## [WHAT YOU HAVE TO DO]
Look through the data below and work out how many lines contain the string "JSON". Give the number alone.

## [INFORMATION GIVEN]
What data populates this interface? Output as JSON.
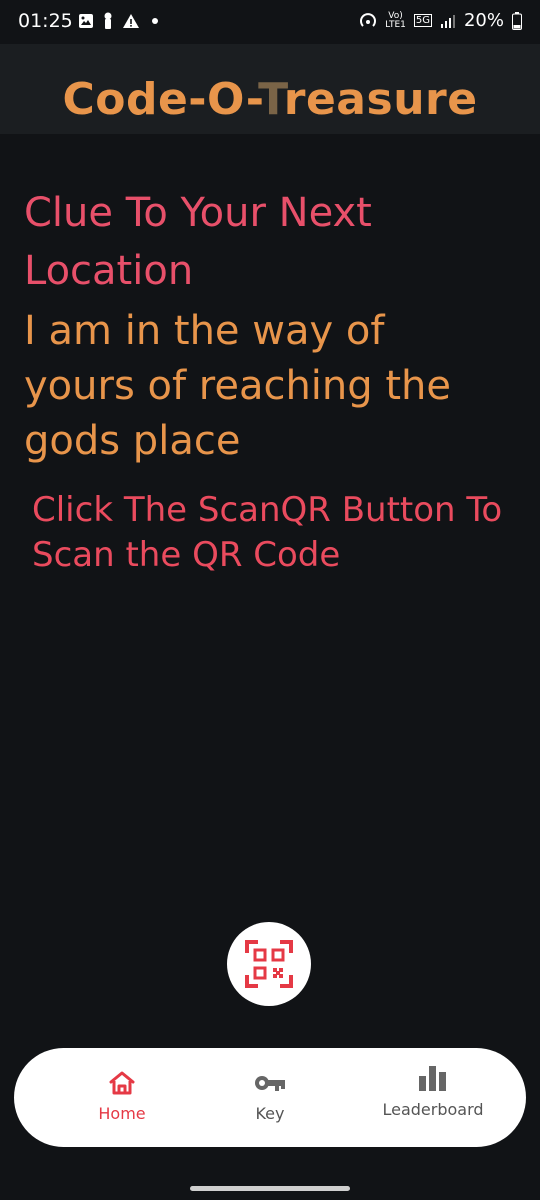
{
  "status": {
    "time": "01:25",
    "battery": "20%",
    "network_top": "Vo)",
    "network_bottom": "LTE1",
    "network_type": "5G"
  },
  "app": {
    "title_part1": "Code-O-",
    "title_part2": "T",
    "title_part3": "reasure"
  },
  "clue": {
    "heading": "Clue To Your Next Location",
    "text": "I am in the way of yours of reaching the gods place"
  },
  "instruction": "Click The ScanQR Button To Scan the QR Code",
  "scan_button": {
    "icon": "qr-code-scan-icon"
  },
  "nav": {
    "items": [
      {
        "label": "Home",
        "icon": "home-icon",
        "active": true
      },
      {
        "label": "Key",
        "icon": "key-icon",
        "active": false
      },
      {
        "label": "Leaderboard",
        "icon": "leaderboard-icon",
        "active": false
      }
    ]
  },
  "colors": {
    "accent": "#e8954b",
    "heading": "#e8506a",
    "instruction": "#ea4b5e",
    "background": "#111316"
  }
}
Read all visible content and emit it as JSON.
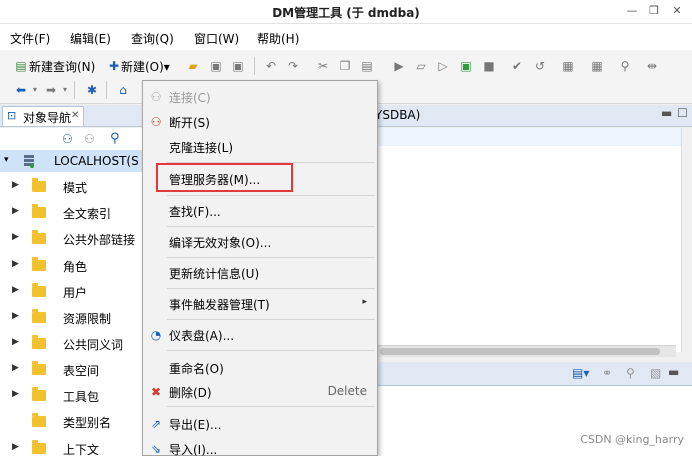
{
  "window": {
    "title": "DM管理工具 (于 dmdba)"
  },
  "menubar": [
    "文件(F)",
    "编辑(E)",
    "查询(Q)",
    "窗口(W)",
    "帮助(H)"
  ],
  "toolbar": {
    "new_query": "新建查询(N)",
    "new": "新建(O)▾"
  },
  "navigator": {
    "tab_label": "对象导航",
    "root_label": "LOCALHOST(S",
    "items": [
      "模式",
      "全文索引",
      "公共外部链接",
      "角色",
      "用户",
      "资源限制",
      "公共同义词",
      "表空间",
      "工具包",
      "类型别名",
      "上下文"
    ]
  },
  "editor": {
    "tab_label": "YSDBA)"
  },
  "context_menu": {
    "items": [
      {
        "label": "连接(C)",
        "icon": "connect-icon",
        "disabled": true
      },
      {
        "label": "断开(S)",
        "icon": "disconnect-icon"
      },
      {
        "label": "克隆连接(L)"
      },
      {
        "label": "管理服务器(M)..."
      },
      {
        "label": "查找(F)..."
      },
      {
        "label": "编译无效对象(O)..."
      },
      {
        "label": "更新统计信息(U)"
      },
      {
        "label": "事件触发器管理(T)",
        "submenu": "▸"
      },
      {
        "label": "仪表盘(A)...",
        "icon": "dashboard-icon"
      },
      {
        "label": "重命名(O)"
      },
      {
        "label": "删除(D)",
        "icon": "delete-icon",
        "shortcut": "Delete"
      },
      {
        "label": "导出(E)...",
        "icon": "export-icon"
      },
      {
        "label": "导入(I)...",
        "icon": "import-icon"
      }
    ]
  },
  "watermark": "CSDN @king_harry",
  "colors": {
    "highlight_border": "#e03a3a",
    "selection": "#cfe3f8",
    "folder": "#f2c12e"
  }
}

## [RESULT OF THE TASK]
2